▸ TASK BRIEF: Print all the data, keeping every line exactly as it is.

▸ GIVEN DATA:
○ ○ ○ ○ ○
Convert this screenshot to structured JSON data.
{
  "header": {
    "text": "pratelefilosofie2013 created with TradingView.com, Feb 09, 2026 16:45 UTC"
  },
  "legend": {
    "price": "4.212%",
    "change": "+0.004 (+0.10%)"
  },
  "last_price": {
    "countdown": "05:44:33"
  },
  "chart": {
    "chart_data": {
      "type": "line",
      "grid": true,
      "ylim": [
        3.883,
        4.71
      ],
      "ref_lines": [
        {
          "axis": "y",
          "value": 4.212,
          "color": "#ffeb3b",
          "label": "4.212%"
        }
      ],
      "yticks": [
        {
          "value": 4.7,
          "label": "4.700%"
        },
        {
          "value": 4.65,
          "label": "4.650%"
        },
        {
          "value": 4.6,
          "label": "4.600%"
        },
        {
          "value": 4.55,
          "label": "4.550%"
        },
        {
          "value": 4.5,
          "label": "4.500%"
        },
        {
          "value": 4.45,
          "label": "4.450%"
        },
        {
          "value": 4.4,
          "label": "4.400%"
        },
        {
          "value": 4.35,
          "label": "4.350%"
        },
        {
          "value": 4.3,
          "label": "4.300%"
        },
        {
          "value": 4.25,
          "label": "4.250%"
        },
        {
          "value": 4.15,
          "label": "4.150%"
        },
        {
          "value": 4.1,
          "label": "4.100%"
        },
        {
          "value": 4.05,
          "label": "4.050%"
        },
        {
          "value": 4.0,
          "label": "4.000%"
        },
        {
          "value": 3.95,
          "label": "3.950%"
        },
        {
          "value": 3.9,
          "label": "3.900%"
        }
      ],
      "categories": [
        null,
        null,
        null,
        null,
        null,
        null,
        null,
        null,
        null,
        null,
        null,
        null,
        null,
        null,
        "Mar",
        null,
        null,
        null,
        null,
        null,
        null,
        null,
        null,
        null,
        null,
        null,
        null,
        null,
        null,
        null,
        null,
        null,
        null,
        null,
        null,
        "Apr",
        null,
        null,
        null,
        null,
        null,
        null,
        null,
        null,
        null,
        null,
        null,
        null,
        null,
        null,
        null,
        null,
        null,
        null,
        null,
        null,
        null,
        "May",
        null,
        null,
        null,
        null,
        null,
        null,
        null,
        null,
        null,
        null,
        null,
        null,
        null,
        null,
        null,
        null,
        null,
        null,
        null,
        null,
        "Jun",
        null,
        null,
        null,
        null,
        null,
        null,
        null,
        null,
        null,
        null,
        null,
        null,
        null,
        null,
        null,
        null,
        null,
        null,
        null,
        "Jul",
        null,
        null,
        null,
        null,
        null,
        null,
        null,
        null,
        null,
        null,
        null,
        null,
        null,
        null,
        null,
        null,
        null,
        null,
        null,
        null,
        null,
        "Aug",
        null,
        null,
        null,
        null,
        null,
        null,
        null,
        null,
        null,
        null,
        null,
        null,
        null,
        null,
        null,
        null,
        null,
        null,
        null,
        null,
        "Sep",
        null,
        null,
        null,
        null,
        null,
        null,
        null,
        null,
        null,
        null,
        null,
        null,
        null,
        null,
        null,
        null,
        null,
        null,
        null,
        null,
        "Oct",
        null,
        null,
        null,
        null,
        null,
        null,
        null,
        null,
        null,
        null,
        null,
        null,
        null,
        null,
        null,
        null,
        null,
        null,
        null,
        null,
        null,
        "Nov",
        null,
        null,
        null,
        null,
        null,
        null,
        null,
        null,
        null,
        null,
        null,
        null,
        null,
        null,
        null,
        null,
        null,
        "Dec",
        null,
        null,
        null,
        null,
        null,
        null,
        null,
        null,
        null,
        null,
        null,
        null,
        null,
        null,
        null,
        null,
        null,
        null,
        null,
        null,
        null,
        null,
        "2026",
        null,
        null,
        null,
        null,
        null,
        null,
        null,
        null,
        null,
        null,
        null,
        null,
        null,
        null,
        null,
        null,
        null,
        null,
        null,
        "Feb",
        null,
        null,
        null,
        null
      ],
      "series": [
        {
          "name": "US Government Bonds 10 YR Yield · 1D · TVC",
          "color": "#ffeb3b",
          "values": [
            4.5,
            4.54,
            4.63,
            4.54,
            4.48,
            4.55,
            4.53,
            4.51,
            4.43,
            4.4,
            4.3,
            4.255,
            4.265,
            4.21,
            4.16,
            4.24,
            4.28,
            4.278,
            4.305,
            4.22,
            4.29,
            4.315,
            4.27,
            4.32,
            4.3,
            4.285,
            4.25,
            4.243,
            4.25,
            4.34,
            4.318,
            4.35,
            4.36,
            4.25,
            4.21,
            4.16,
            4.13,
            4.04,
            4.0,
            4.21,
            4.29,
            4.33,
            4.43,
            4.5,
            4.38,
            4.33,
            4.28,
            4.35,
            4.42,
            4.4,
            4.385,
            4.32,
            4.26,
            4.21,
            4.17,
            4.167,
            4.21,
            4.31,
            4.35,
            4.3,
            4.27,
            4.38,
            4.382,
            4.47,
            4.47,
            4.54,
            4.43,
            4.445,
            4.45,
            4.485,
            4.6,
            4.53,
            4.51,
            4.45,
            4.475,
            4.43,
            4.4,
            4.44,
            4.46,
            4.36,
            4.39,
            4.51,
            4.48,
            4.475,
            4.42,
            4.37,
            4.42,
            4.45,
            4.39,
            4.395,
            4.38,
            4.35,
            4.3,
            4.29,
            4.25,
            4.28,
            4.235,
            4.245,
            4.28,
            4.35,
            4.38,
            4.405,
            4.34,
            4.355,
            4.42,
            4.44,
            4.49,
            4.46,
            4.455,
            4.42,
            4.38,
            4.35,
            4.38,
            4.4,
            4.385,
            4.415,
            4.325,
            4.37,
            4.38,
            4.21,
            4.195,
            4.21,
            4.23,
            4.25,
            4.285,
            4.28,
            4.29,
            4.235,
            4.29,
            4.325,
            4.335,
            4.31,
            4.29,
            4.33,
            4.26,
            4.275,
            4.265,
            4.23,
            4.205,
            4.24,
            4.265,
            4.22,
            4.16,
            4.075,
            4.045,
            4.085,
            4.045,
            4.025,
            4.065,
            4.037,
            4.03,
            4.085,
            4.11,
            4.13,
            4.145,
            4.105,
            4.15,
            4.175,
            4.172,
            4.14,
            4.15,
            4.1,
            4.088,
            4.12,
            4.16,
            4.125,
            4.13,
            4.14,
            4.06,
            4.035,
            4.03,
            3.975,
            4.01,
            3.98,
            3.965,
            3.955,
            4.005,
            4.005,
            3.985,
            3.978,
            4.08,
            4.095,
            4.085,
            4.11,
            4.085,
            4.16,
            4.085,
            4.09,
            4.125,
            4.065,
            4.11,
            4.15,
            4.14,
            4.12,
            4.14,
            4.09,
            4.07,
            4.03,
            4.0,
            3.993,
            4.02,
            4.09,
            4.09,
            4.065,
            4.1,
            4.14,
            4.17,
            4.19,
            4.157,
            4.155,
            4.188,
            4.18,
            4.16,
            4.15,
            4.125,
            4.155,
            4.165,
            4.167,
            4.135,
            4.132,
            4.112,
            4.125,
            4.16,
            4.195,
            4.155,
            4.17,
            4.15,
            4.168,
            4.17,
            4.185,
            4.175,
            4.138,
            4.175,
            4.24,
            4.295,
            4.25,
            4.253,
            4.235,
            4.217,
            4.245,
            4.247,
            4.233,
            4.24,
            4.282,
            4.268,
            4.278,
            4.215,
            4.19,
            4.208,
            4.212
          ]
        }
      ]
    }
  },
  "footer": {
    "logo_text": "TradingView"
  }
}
○ ○ ○ ○ ○
▸ OUTPUT OF THE TASK:
Convert this screenshot to structured JSON data.
{
  "header": {
    "text": "pratelefilosofie2013 created with TradingView.com, Feb 09, 2026 16:45 UTC"
  },
  "legend": {
    "price": "4.212%",
    "change": "+0.004 (+0.10%)"
  },
  "last_price": {
    "countdown": "05:44:33"
  },
  "chart": {
    "chart_data": {
      "type": "line",
      "grid": true,
      "ylim": [
        3.883,
        4.71
      ],
      "ref_lines": [
        {
          "axis": "y",
          "value": 4.212,
          "color": "#ffeb3b",
          "label": "4.212%"
        }
      ],
      "yticks": [
        {
          "value": 4.7,
          "label": "4.700%"
        },
        {
          "value": 4.65,
          "label": "4.650%"
        },
        {
          "value": 4.6,
          "label": "4.600%"
        },
        {
          "value": 4.55,
          "label": "4.550%"
        },
        {
          "value": 4.5,
          "label": "4.500%"
        },
        {
          "value": 4.45,
          "label": "4.450%"
        },
        {
          "value": 4.4,
          "label": "4.400%"
        },
        {
          "value": 4.35,
          "label": "4.350%"
        },
        {
          "value": 4.3,
          "label": "4.300%"
        },
        {
          "value": 4.25,
          "label": "4.250%"
        },
        {
          "value": 4.15,
          "label": "4.150%"
        },
        {
          "value": 4.1,
          "label": "4.100%"
        },
        {
          "value": 4.05,
          "label": "4.050%"
        },
        {
          "value": 4.0,
          "label": "4.000%"
        },
        {
          "value": 3.95,
          "label": "3.950%"
        },
        {
          "value": 3.9,
          "label": "3.900%"
        }
      ],
      "categories": [
        null,
        null,
        null,
        null,
        null,
        null,
        null,
        null,
        null,
        null,
        null,
        null,
        null,
        null,
        "Mar",
        null,
        null,
        null,
        null,
        null,
        null,
        null,
        null,
        null,
        null,
        null,
        null,
        null,
        null,
        null,
        null,
        null,
        null,
        null,
        null,
        "Apr",
        null,
        null,
        null,
        null,
        null,
        null,
        null,
        null,
        null,
        null,
        null,
        null,
        null,
        null,
        null,
        null,
        null,
        null,
        null,
        null,
        null,
        "May",
        null,
        null,
        null,
        null,
        null,
        null,
        null,
        null,
        null,
        null,
        null,
        null,
        null,
        null,
        null,
        null,
        null,
        null,
        null,
        null,
        "Jun",
        null,
        null,
        null,
        null,
        null,
        null,
        null,
        null,
        null,
        null,
        null,
        null,
        null,
        null,
        null,
        null,
        null,
        null,
        null,
        "Jul",
        null,
        null,
        null,
        null,
        null,
        null,
        null,
        null,
        null,
        null,
        null,
        null,
        null,
        null,
        null,
        null,
        null,
        null,
        null,
        null,
        null,
        "Aug",
        null,
        null,
        null,
        null,
        null,
        null,
        null,
        null,
        null,
        null,
        null,
        null,
        null,
        null,
        null,
        null,
        null,
        null,
        null,
        null,
        "Sep",
        null,
        null,
        null,
        null,
        null,
        null,
        null,
        null,
        null,
        null,
        null,
        null,
        null,
        null,
        null,
        null,
        null,
        null,
        null,
        null,
        "Oct",
        null,
        null,
        null,
        null,
        null,
        null,
        null,
        null,
        null,
        null,
        null,
        null,
        null,
        null,
        null,
        null,
        null,
        null,
        null,
        null,
        null,
        "Nov",
        null,
        null,
        null,
        null,
        null,
        null,
        null,
        null,
        null,
        null,
        null,
        null,
        null,
        null,
        null,
        null,
        null,
        "Dec",
        null,
        null,
        null,
        null,
        null,
        null,
        null,
        null,
        null,
        null,
        null,
        null,
        null,
        null,
        null,
        null,
        null,
        null,
        null,
        null,
        null,
        null,
        "2026",
        null,
        null,
        null,
        null,
        null,
        null,
        null,
        null,
        null,
        null,
        null,
        null,
        null,
        null,
        null,
        null,
        null,
        null,
        null,
        "Feb",
        null,
        null,
        null,
        null
      ],
      "series": [
        {
          "name": "US Government Bonds 10 YR Yield · 1D · TVC",
          "color": "#ffeb3b",
          "values": [
            4.5,
            4.54,
            4.63,
            4.54,
            4.48,
            4.55,
            4.53,
            4.51,
            4.43,
            4.4,
            4.3,
            4.255,
            4.265,
            4.21,
            4.16,
            4.24,
            4.28,
            4.278,
            4.305,
            4.22,
            4.29,
            4.315,
            4.27,
            4.32,
            4.3,
            4.285,
            4.25,
            4.243,
            4.25,
            4.34,
            4.318,
            4.35,
            4.36,
            4.25,
            4.21,
            4.16,
            4.13,
            4.04,
            4.0,
            4.21,
            4.29,
            4.33,
            4.43,
            4.5,
            4.38,
            4.33,
            4.28,
            4.35,
            4.42,
            4.4,
            4.385,
            4.32,
            4.26,
            4.21,
            4.17,
            4.167,
            4.21,
            4.31,
            4.35,
            4.3,
            4.27,
            4.38,
            4.382,
            4.47,
            4.47,
            4.54,
            4.43,
            4.445,
            4.45,
            4.485,
            4.6,
            4.53,
            4.51,
            4.45,
            4.475,
            4.43,
            4.4,
            4.44,
            4.46,
            4.36,
            4.39,
            4.51,
            4.48,
            4.475,
            4.42,
            4.37,
            4.42,
            4.45,
            4.39,
            4.395,
            4.38,
            4.35,
            4.3,
            4.29,
            4.25,
            4.28,
            4.235,
            4.245,
            4.28,
            4.35,
            4.38,
            4.405,
            4.34,
            4.355,
            4.42,
            4.44,
            4.49,
            4.46,
            4.455,
            4.42,
            4.38,
            4.35,
            4.38,
            4.4,
            4.385,
            4.415,
            4.325,
            4.37,
            4.38,
            4.21,
            4.195,
            4.21,
            4.23,
            4.25,
            4.285,
            4.28,
            4.29,
            4.235,
            4.29,
            4.325,
            4.335,
            4.31,
            4.29,
            4.33,
            4.26,
            4.275,
            4.265,
            4.23,
            4.205,
            4.24,
            4.265,
            4.22,
            4.16,
            4.075,
            4.045,
            4.085,
            4.045,
            4.025,
            4.065,
            4.037,
            4.03,
            4.085,
            4.11,
            4.13,
            4.145,
            4.105,
            4.15,
            4.175,
            4.172,
            4.14,
            4.15,
            4.1,
            4.088,
            4.12,
            4.16,
            4.125,
            4.13,
            4.14,
            4.06,
            4.035,
            4.03,
            3.975,
            4.01,
            3.98,
            3.965,
            3.955,
            4.005,
            4.005,
            3.985,
            3.978,
            4.08,
            4.095,
            4.085,
            4.11,
            4.085,
            4.16,
            4.085,
            4.09,
            4.125,
            4.065,
            4.11,
            4.15,
            4.14,
            4.12,
            4.14,
            4.09,
            4.07,
            4.03,
            4.0,
            3.993,
            4.02,
            4.09,
            4.09,
            4.065,
            4.1,
            4.14,
            4.17,
            4.19,
            4.157,
            4.155,
            4.188,
            4.18,
            4.16,
            4.15,
            4.125,
            4.155,
            4.165,
            4.167,
            4.135,
            4.132,
            4.112,
            4.125,
            4.16,
            4.195,
            4.155,
            4.17,
            4.15,
            4.168,
            4.17,
            4.185,
            4.175,
            4.138,
            4.175,
            4.24,
            4.295,
            4.25,
            4.253,
            4.235,
            4.217,
            4.245,
            4.247,
            4.233,
            4.24,
            4.282,
            4.268,
            4.278,
            4.215,
            4.19,
            4.208,
            4.212
          ]
        }
      ]
    }
  },
  "footer": {
    "logo_text": "TradingView"
  }
}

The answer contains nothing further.